*Given task*
Where a line contains the word "from", copy that line in full.

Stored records
▬▬▬▬▬▬▬▬▬▬

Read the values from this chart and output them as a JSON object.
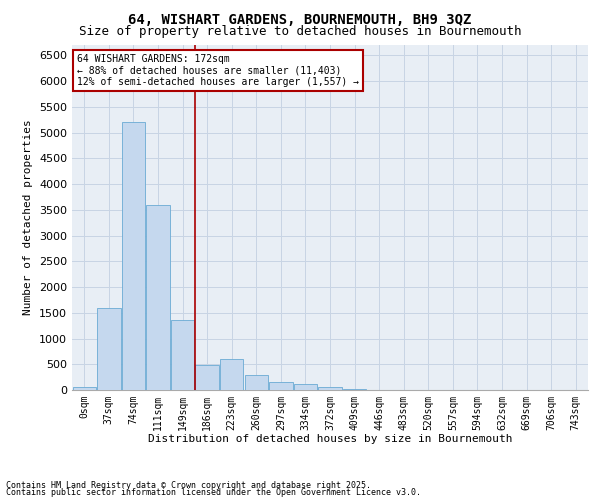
{
  "title1": "64, WISHART GARDENS, BOURNEMOUTH, BH9 3QZ",
  "title2": "Size of property relative to detached houses in Bournemouth",
  "xlabel": "Distribution of detached houses by size in Bournemouth",
  "ylabel": "Number of detached properties",
  "categories": [
    "0sqm",
    "37sqm",
    "74sqm",
    "111sqm",
    "149sqm",
    "186sqm",
    "223sqm",
    "260sqm",
    "297sqm",
    "334sqm",
    "372sqm",
    "409sqm",
    "446sqm",
    "483sqm",
    "520sqm",
    "557sqm",
    "594sqm",
    "632sqm",
    "669sqm",
    "706sqm",
    "743sqm"
  ],
  "values": [
    50,
    1600,
    5200,
    3600,
    1350,
    480,
    600,
    290,
    160,
    115,
    50,
    20,
    5,
    2,
    1,
    0,
    0,
    0,
    0,
    0,
    0
  ],
  "bar_color": "#c5d8ee",
  "bar_edge_color": "#6aaad4",
  "vline_x": 4.5,
  "vline_color": "#aa0000",
  "annotation_text": "64 WISHART GARDENS: 172sqm\n← 88% of detached houses are smaller (11,403)\n12% of semi-detached houses are larger (1,557) →",
  "annotation_box_color": "#ffffff",
  "annotation_box_edge": "#aa0000",
  "ylim": [
    0,
    6700
  ],
  "yticks": [
    0,
    500,
    1000,
    1500,
    2000,
    2500,
    3000,
    3500,
    4000,
    4500,
    5000,
    5500,
    6000,
    6500
  ],
  "footer1": "Contains HM Land Registry data © Crown copyright and database right 2025.",
  "footer2": "Contains public sector information licensed under the Open Government Licence v3.0.",
  "bg_color": "#ffffff",
  "plot_bg_color": "#e8eef5",
  "grid_color": "#c8d4e4",
  "title_fontsize": 10,
  "subtitle_fontsize": 9,
  "tick_fontsize": 7,
  "ylabel_fontsize": 8,
  "xlabel_fontsize": 8,
  "footer_fontsize": 6,
  "annotation_fontsize": 7
}
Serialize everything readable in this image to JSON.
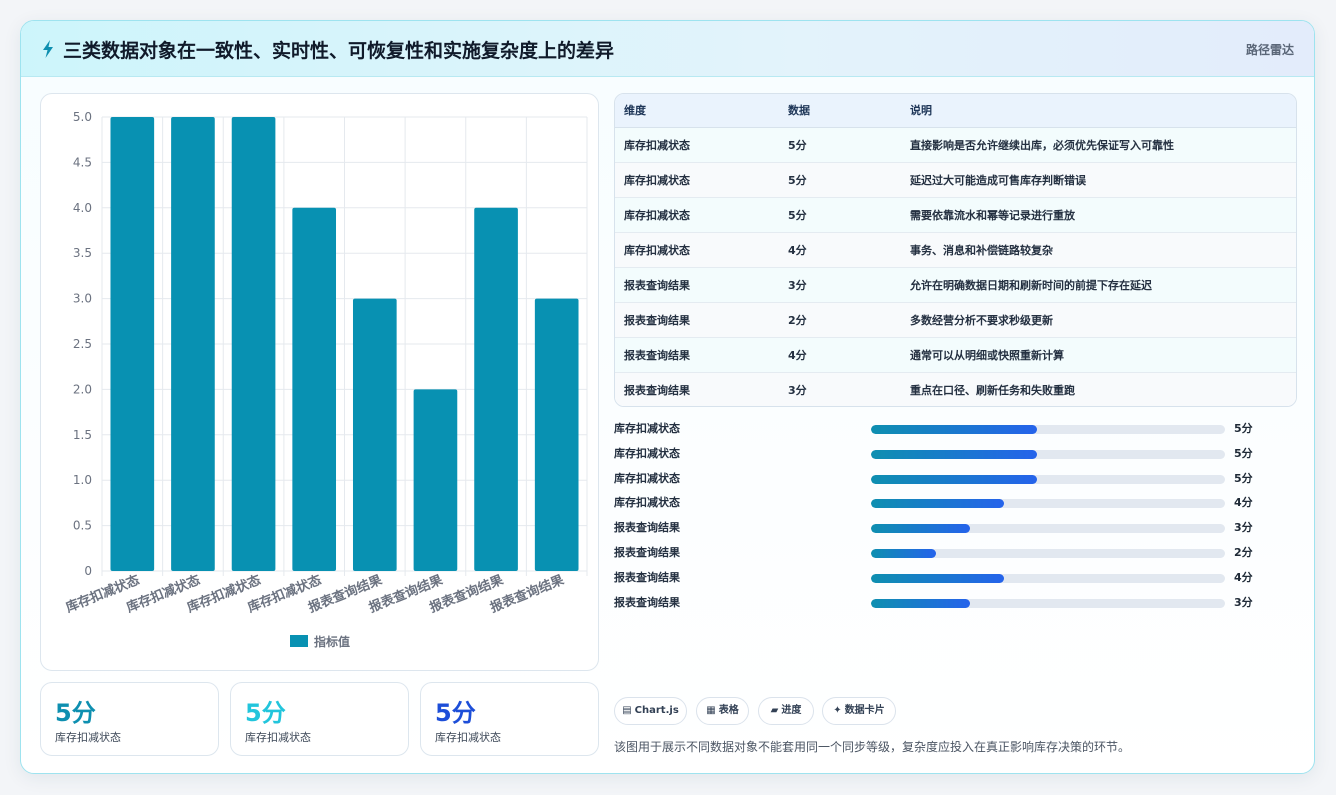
{
  "header": {
    "title": "三类数据对象在一致性、实时性、可恢复性和实施复杂度上的差异",
    "tag": "路径雷达",
    "icon": "lightning-icon"
  },
  "chart_data": {
    "type": "bar",
    "categories": [
      "库存扣减状态",
      "库存扣减状态",
      "库存扣减状态",
      "库存扣减状态",
      "报表查询结果",
      "报表查询结果",
      "报表查询结果",
      "报表查询结果"
    ],
    "series": [
      {
        "name": "指标值",
        "values": [
          5,
          5,
          5,
          4,
          3,
          2,
          4,
          3
        ]
      }
    ],
    "ylim": [
      0,
      5
    ],
    "yticks": [
      "0",
      "0.5",
      "1.0",
      "1.5",
      "2.0",
      "2.5",
      "3.0",
      "3.5",
      "4.0",
      "4.5",
      "5.0"
    ],
    "grid": true,
    "legend": "bottom",
    "color": "#0891b2"
  },
  "kpis": [
    {
      "value": "5分",
      "label": "库存扣减状态",
      "color": "#0e8fb0"
    },
    {
      "value": "5分",
      "label": "库存扣减状态",
      "color": "#22c5dc"
    },
    {
      "value": "5分",
      "label": "库存扣减状态",
      "color": "#1d4ed8"
    }
  ],
  "table": {
    "headers": [
      "维度",
      "数据",
      "说明"
    ],
    "rows": [
      [
        "库存扣减状态",
        "5分",
        "直接影响是否允许继续出库，必须优先保证写入可靠性"
      ],
      [
        "库存扣减状态",
        "5分",
        "延迟过大可能造成可售库存判断错误"
      ],
      [
        "库存扣减状态",
        "5分",
        "需要依靠流水和幂等记录进行重放"
      ],
      [
        "库存扣减状态",
        "4分",
        "事务、消息和补偿链路较复杂"
      ],
      [
        "报表查询结果",
        "3分",
        "允许在明确数据日期和刷新时间的前提下存在延迟"
      ],
      [
        "报表查询结果",
        "2分",
        "多数经营分析不要求秒级更新"
      ],
      [
        "报表查询结果",
        "4分",
        "通常可以从明细或快照重新计算"
      ],
      [
        "报表查询结果",
        "3分",
        "重点在口径、刷新任务和失败重跑"
      ]
    ]
  },
  "progress": [
    {
      "label": "库存扣减状态",
      "value": "5分",
      "fraction": 0.47
    },
    {
      "label": "库存扣减状态",
      "value": "5分",
      "fraction": 0.47
    },
    {
      "label": "库存扣减状态",
      "value": "5分",
      "fraction": 0.47
    },
    {
      "label": "库存扣减状态",
      "value": "4分",
      "fraction": 0.375
    },
    {
      "label": "报表查询结果",
      "value": "3分",
      "fraction": 0.28
    },
    {
      "label": "报表查询结果",
      "value": "2分",
      "fraction": 0.185
    },
    {
      "label": "报表查询结果",
      "value": "4分",
      "fraction": 0.375
    },
    {
      "label": "报表查询结果",
      "value": "3分",
      "fraction": 0.28
    }
  ],
  "chips": [
    {
      "icon": "▤",
      "label": "Chart.js"
    },
    {
      "icon": "▦",
      "label": "表格"
    },
    {
      "icon": "▰",
      "label": "进度"
    },
    {
      "icon": "✦",
      "label": "数据卡片"
    }
  ],
  "footnote": "该图用于展示不同数据对象不能套用同一个同步等级，复杂度应投入在真正影响库存决策的环节。"
}
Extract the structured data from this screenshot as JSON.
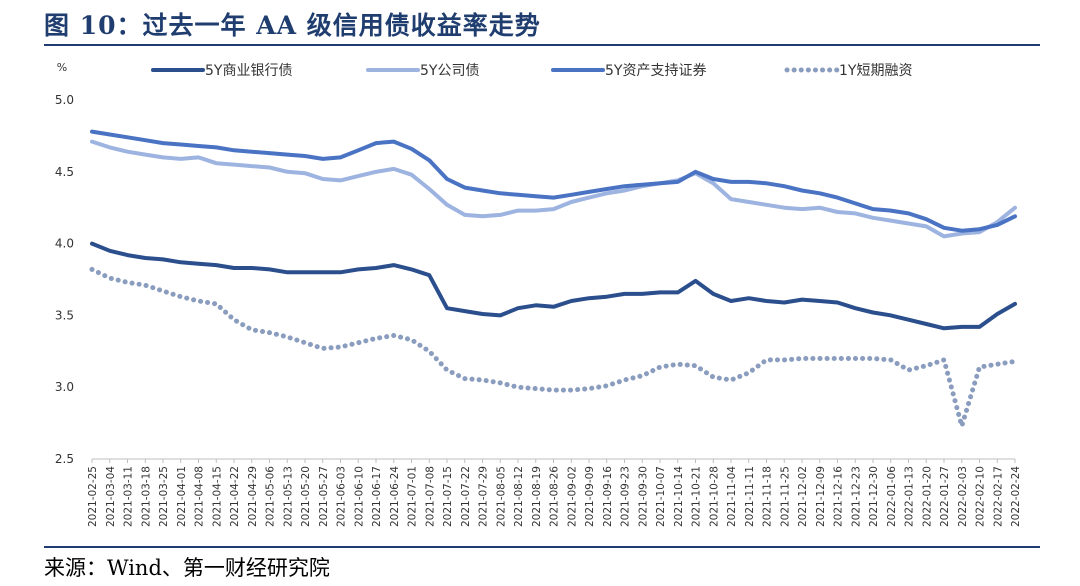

▬▬▬▬▬▬▬▬▬▬

*Response for this exercise*
Read the values from this chart and output them as a JSON object.
Extract the structured data from this screenshot as JSON.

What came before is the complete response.